**EXERCISE TASK:** Please reproduce the records below, swapping every "time-slot-button" for "hour-button" and leaving everything else unchanged.

**THE INPUT:**
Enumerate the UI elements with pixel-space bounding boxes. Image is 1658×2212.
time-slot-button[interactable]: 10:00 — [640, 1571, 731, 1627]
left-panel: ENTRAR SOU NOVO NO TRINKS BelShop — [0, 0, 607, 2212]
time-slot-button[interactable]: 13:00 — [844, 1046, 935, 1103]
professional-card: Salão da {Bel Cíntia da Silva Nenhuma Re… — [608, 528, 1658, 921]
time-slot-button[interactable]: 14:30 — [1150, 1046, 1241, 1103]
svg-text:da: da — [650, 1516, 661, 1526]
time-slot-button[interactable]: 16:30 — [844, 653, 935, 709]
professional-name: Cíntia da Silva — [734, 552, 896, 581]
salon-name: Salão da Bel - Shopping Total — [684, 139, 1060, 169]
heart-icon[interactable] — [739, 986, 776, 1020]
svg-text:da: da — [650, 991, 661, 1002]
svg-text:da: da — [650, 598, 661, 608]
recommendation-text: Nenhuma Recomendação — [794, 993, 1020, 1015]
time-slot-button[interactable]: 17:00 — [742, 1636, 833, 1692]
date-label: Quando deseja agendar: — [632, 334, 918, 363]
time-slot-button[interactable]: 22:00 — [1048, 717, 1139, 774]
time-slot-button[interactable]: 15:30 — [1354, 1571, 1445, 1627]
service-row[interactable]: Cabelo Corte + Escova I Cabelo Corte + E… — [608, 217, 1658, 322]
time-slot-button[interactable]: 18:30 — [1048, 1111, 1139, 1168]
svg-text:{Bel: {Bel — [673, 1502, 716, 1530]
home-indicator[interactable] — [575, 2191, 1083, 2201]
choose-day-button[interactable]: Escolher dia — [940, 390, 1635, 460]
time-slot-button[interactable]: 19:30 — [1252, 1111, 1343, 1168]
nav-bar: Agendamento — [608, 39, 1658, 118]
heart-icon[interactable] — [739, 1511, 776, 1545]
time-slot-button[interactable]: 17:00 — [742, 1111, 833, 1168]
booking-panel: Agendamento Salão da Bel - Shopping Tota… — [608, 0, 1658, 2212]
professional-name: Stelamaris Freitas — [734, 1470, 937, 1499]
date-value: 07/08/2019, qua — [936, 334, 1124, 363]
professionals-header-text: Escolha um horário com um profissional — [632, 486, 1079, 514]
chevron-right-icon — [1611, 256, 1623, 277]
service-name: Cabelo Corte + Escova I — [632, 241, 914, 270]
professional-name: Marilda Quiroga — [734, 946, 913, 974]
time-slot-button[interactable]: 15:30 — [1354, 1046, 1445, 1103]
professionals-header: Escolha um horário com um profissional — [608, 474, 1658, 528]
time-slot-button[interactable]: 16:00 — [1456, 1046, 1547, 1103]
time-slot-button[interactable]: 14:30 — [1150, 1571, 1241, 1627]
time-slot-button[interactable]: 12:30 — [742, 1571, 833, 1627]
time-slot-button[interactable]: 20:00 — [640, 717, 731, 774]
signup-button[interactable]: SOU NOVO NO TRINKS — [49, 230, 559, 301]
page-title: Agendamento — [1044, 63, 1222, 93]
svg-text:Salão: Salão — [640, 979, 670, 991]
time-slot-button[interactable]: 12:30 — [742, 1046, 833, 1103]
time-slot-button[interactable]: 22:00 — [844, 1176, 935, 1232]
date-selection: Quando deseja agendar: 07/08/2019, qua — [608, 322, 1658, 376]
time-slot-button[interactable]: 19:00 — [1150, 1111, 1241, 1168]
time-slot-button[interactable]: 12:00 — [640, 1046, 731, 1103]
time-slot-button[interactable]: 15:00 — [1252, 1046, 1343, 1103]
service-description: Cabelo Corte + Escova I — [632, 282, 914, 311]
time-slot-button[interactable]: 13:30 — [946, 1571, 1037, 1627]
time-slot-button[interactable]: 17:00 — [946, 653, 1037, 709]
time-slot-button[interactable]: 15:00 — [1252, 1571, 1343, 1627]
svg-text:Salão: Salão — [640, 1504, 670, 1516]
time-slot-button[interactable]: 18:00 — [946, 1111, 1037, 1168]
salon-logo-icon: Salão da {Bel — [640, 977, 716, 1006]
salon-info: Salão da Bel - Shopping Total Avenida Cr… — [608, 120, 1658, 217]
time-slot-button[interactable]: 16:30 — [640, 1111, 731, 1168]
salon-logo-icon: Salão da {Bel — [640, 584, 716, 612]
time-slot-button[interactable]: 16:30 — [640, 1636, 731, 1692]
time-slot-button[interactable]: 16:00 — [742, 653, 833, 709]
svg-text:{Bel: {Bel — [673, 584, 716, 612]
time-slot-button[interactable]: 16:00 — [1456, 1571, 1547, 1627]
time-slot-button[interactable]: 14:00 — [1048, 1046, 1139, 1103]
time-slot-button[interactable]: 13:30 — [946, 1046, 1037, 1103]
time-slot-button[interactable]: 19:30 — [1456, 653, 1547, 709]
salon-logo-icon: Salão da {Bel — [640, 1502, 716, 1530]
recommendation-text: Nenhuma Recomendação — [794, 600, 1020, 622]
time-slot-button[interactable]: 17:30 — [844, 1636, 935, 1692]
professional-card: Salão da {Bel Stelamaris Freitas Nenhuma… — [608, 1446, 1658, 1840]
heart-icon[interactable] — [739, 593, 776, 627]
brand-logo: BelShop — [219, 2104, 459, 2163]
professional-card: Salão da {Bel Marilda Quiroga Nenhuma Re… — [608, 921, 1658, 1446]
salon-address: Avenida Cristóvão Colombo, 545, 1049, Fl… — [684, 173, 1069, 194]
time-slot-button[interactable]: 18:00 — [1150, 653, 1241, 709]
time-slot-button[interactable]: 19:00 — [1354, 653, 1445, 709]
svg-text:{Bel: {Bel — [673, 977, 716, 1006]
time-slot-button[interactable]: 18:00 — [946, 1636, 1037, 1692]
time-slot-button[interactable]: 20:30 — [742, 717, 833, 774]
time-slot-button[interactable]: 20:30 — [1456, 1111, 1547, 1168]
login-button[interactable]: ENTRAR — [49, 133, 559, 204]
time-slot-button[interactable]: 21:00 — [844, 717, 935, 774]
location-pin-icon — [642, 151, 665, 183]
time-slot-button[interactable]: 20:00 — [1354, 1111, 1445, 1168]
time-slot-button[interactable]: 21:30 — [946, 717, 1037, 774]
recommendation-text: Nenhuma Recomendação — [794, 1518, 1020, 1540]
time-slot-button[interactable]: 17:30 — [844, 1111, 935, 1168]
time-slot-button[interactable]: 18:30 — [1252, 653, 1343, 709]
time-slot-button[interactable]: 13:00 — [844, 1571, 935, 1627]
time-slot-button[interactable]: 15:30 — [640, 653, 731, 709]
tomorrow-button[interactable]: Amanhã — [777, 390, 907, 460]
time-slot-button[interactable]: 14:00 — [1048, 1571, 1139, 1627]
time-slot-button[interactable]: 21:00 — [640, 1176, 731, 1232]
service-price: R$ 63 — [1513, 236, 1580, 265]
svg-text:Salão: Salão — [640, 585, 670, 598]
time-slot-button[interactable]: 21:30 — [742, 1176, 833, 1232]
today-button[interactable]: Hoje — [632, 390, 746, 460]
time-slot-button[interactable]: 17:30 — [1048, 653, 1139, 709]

**FINAL ANSWER:**
Enumerate the UI elements with pixel-space bounding boxes. Image is 1658×2212.
hour-button[interactable]: 10:00 — [640, 1571, 731, 1627]
left-panel: ENTRAR SOU NOVO NO TRINKS BelShop — [0, 0, 607, 2212]
hour-button[interactable]: 13:00 — [844, 1046, 935, 1103]
professional-card: Salão da {Bel Cíntia da Silva Nenhuma Re… — [608, 528, 1658, 921]
hour-button[interactable]: 14:30 — [1150, 1046, 1241, 1103]
svg-text:da: da — [650, 1516, 661, 1526]
hour-button[interactable]: 16:30 — [844, 653, 935, 709]
professional-name: Cíntia da Silva — [734, 552, 896, 581]
salon-name: Salão da Bel - Shopping Total — [684, 139, 1060, 169]
heart-icon[interactable] — [739, 986, 776, 1020]
svg-text:da: da — [650, 991, 661, 1002]
svg-text:da: da — [650, 598, 661, 608]
recommendation-text: Nenhuma Recomendação — [794, 993, 1020, 1015]
hour-button[interactable]: 17:00 — [742, 1636, 833, 1692]
date-label: Quando deseja agendar: — [632, 334, 918, 363]
hour-button[interactable]: 22:00 — [1048, 717, 1139, 774]
hour-button[interactable]: 15:30 — [1354, 1571, 1445, 1627]
service-row[interactable]: Cabelo Corte + Escova I Cabelo Corte + E… — [608, 217, 1658, 322]
hour-button[interactable]: 18:30 — [1048, 1111, 1139, 1168]
svg-text:{Bel: {Bel — [673, 1502, 716, 1530]
home-indicator[interactable] — [575, 2191, 1083, 2201]
choose-day-button[interactable]: Escolher dia — [940, 390, 1635, 460]
hour-button[interactable]: 19:30 — [1252, 1111, 1343, 1168]
nav-bar: Agendamento — [608, 39, 1658, 118]
heart-icon[interactable] — [739, 1511, 776, 1545]
hour-button[interactable]: 17:00 — [742, 1111, 833, 1168]
booking-panel: Agendamento Salão da Bel - Shopping Tota… — [608, 0, 1658, 2212]
professional-name: Stelamaris Freitas — [734, 1470, 937, 1499]
date-value: 07/08/2019, qua — [936, 334, 1124, 363]
professionals-header-text: Escolha um horário com um profissional — [632, 486, 1079, 514]
chevron-right-icon — [1611, 256, 1623, 277]
service-name: Cabelo Corte + Escova I — [632, 241, 914, 270]
professional-name: Marilda Quiroga — [734, 946, 913, 974]
hour-button[interactable]: 15:30 — [1354, 1046, 1445, 1103]
professionals-header: Escolha um horário com um profissional — [608, 474, 1658, 528]
hour-button[interactable]: 16:00 — [1456, 1046, 1547, 1103]
hour-button[interactable]: 14:30 — [1150, 1571, 1241, 1627]
hour-button[interactable]: 12:30 — [742, 1571, 833, 1627]
hour-button[interactable]: 20:00 — [640, 717, 731, 774]
signup-button[interactable]: SOU NOVO NO TRINKS — [49, 230, 559, 301]
page-title: Agendamento — [1044, 63, 1222, 93]
svg-text:Salão: Salão — [640, 979, 670, 991]
hour-button[interactable]: 12:30 — [742, 1046, 833, 1103]
hour-button[interactable]: 22:00 — [844, 1176, 935, 1232]
date-selection: Quando deseja agendar: 07/08/2019, qua — [608, 322, 1658, 376]
hour-button[interactable]: 19:00 — [1150, 1111, 1241, 1168]
hour-button[interactable]: 12:00 — [640, 1046, 731, 1103]
hour-button[interactable]: 15:00 — [1252, 1046, 1343, 1103]
service-description: Cabelo Corte + Escova I — [632, 282, 914, 311]
hour-button[interactable]: 13:30 — [946, 1571, 1037, 1627]
hour-button[interactable]: 17:00 — [946, 653, 1037, 709]
hour-button[interactable]: 15:00 — [1252, 1571, 1343, 1627]
svg-text:Salão: Salão — [640, 1504, 670, 1516]
hour-button[interactable]: 18:00 — [946, 1111, 1037, 1168]
salon-logo-icon: Salão da {Bel — [640, 977, 716, 1006]
salon-info: Salão da Bel - Shopping Total Avenida Cr… — [608, 120, 1658, 217]
hour-button[interactable]: 16:30 — [640, 1111, 731, 1168]
salon-logo-icon: Salão da {Bel — [640, 584, 716, 612]
hour-button[interactable]: 16:30 — [640, 1636, 731, 1692]
hour-button[interactable]: 16:00 — [742, 653, 833, 709]
svg-text:{Bel: {Bel — [673, 584, 716, 612]
hour-button[interactable]: 16:00 — [1456, 1571, 1547, 1627]
hour-button[interactable]: 14:00 — [1048, 1046, 1139, 1103]
hour-button[interactable]: 13:30 — [946, 1046, 1037, 1103]
hour-button[interactable]: 19:30 — [1456, 653, 1547, 709]
salon-logo-icon: Salão da {Bel — [640, 1502, 716, 1530]
recommendation-text: Nenhuma Recomendação — [794, 600, 1020, 622]
hour-button[interactable]: 17:30 — [844, 1636, 935, 1692]
professional-card: Salão da {Bel Stelamaris Freitas Nenhuma… — [608, 1446, 1658, 1840]
heart-icon[interactable] — [739, 593, 776, 627]
brand-logo: BelShop — [219, 2104, 459, 2163]
professional-card: Salão da {Bel Marilda Quiroga Nenhuma Re… — [608, 921, 1658, 1446]
salon-address: Avenida Cristóvão Colombo, 545, 1049, Fl… — [684, 173, 1069, 194]
hour-button[interactable]: 18:00 — [1150, 653, 1241, 709]
hour-button[interactable]: 19:00 — [1354, 653, 1445, 709]
svg-text:{Bel: {Bel — [673, 977, 716, 1006]
hour-button[interactable]: 18:00 — [946, 1636, 1037, 1692]
hour-button[interactable]: 20:30 — [742, 717, 833, 774]
hour-button[interactable]: 20:30 — [1456, 1111, 1547, 1168]
login-button[interactable]: ENTRAR — [49, 133, 559, 204]
hour-button[interactable]: 21:00 — [844, 717, 935, 774]
location-pin-icon — [642, 151, 665, 183]
hour-button[interactable]: 20:00 — [1354, 1111, 1445, 1168]
hour-button[interactable]: 21:30 — [946, 717, 1037, 774]
recommendation-text: Nenhuma Recomendação — [794, 1518, 1020, 1540]
hour-button[interactable]: 17:30 — [844, 1111, 935, 1168]
hour-button[interactable]: 18:30 — [1252, 653, 1343, 709]
hour-button[interactable]: 13:00 — [844, 1571, 935, 1627]
hour-button[interactable]: 15:30 — [640, 653, 731, 709]
tomorrow-button[interactable]: Amanhã — [777, 390, 907, 460]
hour-button[interactable]: 14:00 — [1048, 1571, 1139, 1627]
hour-button[interactable]: 21:00 — [640, 1176, 731, 1232]
service-price: R$ 63 — [1513, 236, 1580, 265]
svg-text:Salão: Salão — [640, 585, 670, 598]
hour-button[interactable]: 21:30 — [742, 1176, 833, 1232]
today-button[interactable]: Hoje — [632, 390, 746, 460]
hour-button[interactable]: 17:30 — [1048, 653, 1139, 709]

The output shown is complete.